**À FAIRE:**
1. Répondez à ces questions sur le texte consacré au film La Grande horloge :
(a) En quelle année Kenneth Fearing a-t-il publié son premier recueil ?
(b) Quel studio a acheté les droits du roman ?
(c) Qui a écrit le scénario du film ?
2. Poursuivez le texte sur le film La Grande horloge à partir de sa dernière phrase.

##### TEXTE FOURNI

Le Film Noir

THE BIG CLOCK (La Grande horloge) – John Farrow (1948)


The Big Clock (La Grande horloge) est un film remarquable : par cet équilibre parfait entre ce moment d’apogée du film noir, dont il respecte entièrement les règles, des exigences de studio, un mélange de marivaudage hollywoodien, de grands acteurs en liberté, en état de donner leur meilleur d’eux-mêmes, un sujet, un scénario, des dialogues qui sont très au-dessus de la moyenne, toutes ces choses en font un point d’équilibre parfait.

Le scénario du film est tiré d’un roman connu en France sous le titre « Le Grand horloger » écrit par Kenneth Fearing, qui au début de sa carrière se consacra à la poésie. Il publia son premier recueil en 1927 et il participa à une mouvance qui s’appelait « les écrivains prolétariens ». Vers la fin des années 1930, il commença à écrire des romans ayant la même caractéristique : chaque chapitre est raconté par un personnage différent. Travaillant pour Gallimard, Boris Vian fut chargé de la traduction du roman qui sera édité en France dans la collection « Série Noire ».

« The Big Clock », c’est à la fois un roman policier, avec une intrigue assez complexe et subtil, et un livre qui se situe dans le monde de la communication au sein d’un empire comparable à l’empire du Times pour lequel travaillait Fearing. Le roman date de 1946, date qui correspond aux débuts des enquêtes parlementaires liées aux infiltrations communistes dans les moyens de communications et en particulier dans le cinéma. C’est aussi le début de la « chasse aux sorcières » et du début de la guerre froide : le maccarthysme. Ce roman coïncide donc, sans être aucunement politique, comme auraient pu être les écrits antérieurs de Fearing, avec une cassure nette dans la politique américaine. Ce qui est montré dans le livre et aussi dans le film, c’est le nivellement de la pensée, le nivellement de la liberté de l’opinion passe par l’omniprésence de l’écrit, de l’image et de la radio de la télévision.

L’après-guerre fut une période très riche pour le cinéma américain, le film noir fut un genre qui s’épanouit après la fin de la guerre. Les droits du roman sont donc rapidement achetés par la Paramount Pictures, et l’adaptation confiée à John Farrow qui est l’un des réalisateurs principaux du studio et Jonathan Latimer à l’écriture du scénario.


Farrow voulait libérer la caméra qui doit être l’acteur principal dans la narration d’un film… Il faut que ses mouvements entraînent le spectateur et l’intègrent au mouvement interne de I‘histoire. Il fonde sa mise en scène sur une dynamique du mouvement plutôt que sur le montage, sur la durée des plans, voire sur une utilisation quasi systématique du plan-séquence. Sa caméra est tellement mobile et ses exigences sont telles que les machinistes durent inventer une dolly et des grues spéciales pour ses films, mettre au point de nouveaux magasins pour la pellicule.

##########
##### LIGNES FOURNIES

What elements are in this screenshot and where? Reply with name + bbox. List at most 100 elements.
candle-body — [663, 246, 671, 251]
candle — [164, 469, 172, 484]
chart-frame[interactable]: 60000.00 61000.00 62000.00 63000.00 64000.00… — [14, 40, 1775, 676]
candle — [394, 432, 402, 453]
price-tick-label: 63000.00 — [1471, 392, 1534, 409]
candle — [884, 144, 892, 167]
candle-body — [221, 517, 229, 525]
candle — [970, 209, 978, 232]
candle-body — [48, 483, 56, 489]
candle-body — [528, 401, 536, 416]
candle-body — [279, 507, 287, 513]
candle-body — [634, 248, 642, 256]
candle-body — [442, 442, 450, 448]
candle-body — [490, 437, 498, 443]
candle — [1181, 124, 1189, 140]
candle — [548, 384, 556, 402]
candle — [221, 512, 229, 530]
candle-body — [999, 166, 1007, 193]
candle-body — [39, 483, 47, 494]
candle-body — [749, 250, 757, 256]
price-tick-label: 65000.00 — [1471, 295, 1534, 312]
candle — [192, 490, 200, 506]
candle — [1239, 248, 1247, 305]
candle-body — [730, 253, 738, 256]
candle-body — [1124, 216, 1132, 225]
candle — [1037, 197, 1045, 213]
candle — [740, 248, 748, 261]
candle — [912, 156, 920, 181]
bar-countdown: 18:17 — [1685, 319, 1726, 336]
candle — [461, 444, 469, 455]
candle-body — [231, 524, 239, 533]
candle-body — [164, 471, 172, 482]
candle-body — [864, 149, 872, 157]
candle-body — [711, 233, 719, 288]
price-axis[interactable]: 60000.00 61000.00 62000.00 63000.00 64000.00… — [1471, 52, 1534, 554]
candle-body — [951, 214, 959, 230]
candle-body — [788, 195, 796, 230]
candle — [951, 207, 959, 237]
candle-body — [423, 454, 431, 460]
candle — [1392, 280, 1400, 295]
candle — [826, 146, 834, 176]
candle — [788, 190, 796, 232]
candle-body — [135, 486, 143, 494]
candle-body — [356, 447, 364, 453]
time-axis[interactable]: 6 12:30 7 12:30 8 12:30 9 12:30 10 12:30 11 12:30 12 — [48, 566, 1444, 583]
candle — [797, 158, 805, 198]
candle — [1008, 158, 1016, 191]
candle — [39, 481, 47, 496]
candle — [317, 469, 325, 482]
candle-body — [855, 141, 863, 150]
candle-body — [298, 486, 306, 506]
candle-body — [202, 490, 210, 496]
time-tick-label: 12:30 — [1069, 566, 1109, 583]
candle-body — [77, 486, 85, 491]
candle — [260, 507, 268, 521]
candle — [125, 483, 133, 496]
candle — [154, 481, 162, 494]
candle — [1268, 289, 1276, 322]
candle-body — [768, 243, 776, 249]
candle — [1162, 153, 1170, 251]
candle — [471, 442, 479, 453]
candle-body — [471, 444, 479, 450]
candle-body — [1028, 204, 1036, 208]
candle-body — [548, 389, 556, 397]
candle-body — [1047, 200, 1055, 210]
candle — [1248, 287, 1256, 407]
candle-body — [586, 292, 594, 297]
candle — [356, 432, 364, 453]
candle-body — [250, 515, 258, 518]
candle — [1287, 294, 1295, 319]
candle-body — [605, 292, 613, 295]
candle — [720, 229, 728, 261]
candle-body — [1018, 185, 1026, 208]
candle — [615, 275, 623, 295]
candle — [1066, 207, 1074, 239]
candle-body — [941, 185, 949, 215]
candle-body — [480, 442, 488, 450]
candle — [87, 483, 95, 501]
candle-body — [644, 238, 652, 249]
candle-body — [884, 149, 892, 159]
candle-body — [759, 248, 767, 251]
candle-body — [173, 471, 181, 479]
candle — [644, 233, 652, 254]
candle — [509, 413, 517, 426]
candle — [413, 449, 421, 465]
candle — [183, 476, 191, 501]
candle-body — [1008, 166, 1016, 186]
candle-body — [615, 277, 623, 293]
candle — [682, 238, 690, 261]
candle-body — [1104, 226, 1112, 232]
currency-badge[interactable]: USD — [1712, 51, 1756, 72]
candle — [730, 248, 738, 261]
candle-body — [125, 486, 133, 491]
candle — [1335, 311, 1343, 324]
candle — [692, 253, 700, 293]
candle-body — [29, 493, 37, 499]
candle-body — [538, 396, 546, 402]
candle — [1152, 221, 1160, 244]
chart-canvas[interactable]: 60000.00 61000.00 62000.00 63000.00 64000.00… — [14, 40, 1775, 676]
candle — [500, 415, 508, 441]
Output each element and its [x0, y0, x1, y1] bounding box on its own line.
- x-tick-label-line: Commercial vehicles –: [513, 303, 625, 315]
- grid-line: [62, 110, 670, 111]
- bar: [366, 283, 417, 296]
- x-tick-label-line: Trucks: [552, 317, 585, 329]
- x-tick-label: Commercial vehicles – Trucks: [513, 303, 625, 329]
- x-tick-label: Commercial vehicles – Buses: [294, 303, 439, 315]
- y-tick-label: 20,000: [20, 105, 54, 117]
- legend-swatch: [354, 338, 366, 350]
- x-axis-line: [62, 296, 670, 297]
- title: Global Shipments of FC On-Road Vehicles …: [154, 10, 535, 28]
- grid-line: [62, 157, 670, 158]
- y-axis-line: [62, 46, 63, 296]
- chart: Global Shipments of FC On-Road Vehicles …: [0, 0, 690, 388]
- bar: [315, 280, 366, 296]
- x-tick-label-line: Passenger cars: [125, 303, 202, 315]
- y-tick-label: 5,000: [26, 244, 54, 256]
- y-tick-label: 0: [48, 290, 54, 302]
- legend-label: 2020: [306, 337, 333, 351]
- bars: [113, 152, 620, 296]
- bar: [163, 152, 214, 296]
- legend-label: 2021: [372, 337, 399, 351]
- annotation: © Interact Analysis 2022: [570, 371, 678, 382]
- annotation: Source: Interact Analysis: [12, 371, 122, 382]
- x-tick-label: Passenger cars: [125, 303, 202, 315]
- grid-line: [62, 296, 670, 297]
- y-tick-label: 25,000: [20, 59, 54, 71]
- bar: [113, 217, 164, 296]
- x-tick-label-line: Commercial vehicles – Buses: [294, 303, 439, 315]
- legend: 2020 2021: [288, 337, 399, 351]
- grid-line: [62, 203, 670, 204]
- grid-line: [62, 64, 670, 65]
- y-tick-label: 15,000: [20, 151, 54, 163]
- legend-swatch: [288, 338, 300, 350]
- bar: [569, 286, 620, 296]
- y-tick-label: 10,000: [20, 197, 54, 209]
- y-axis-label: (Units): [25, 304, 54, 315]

##########

**LES RÉPONSES:**
1.
(a) En 1927.
(b) La Paramount Pictures.
(c) Jonathan Latimer.

2.
II faut avouer que la mobilité de la caméra et que la conception de certains plans sont assez ahurissants pour l’époque. Cette technique anticipe de plusieurs années sur les recherches auxquelles se livrera Hitchcock dans Rope (La Corde) et Under Capricorn (Les Amants du capricorne), notamment en ce qui concerne les rapports entre les mouvements de caméra, le déplacement des acteurs et la présence du décor. Sans oublier la simultanéité des actions, l’importance de la profondeur de champ, exigences qui servent remarquablement tout récit de type historique. Comme Hitchcock, Farrow ne facilite pas la tâche de ses chefs-opérateurs et de ses cadreurs. Pour aller de l’extérieur vers l’intérieur, d’une pièce à une autre, la caméra passe toujours à travers des ouvertures réelles, portes ou fenêtres, jamais à travers des murs truqués. De plus, elle ne se contente pas de suivre les personnages, elle les perd, les recadre dans un autre coin du décor après une montée à la grue, ce qui ne devait pas être très simple à éclairer, compte tenu de la sensibilité de la pellicule et de la quantité de lumière qu’il fallait alors. 

Le premier plan est un tour de force : on passe d’un Manhattan au crépuscule, d’un panoramique sur les grattes ciel, à un immeuble isolé. Cette remarquable prouesse technique donne une totale continuité, depuis la vue d’ensemble d’une ville jusqu’à l’intimité d’un personnage qui en entrain de monologué, qui parle de ce qui lui est arrivé depuis ces derniers 48 heures. On traverse donc l’espace et le temps et on remonte dans le temps pour arriver au début du récit, à proprement dit 48 heures plus tôt et qui situe le cadre où va se passer la narration.

Dans ce film, les personnages ne cessent d’arpenter des enfilades de pièces, de traverser d’immenses halls ou bureaux. Cette suite de travellings (parfois truqués) finit par créer une sensation physique de puissance, de pouvoir écrasant et une impression de labyrinthe cauchemardesque. Farrow va même jusqu’à tourner un long plan-séquence dans un ascenseur en axant la caméra vers la porte, ce qui oblige de changer le décor et la figuration à chaque ouverture.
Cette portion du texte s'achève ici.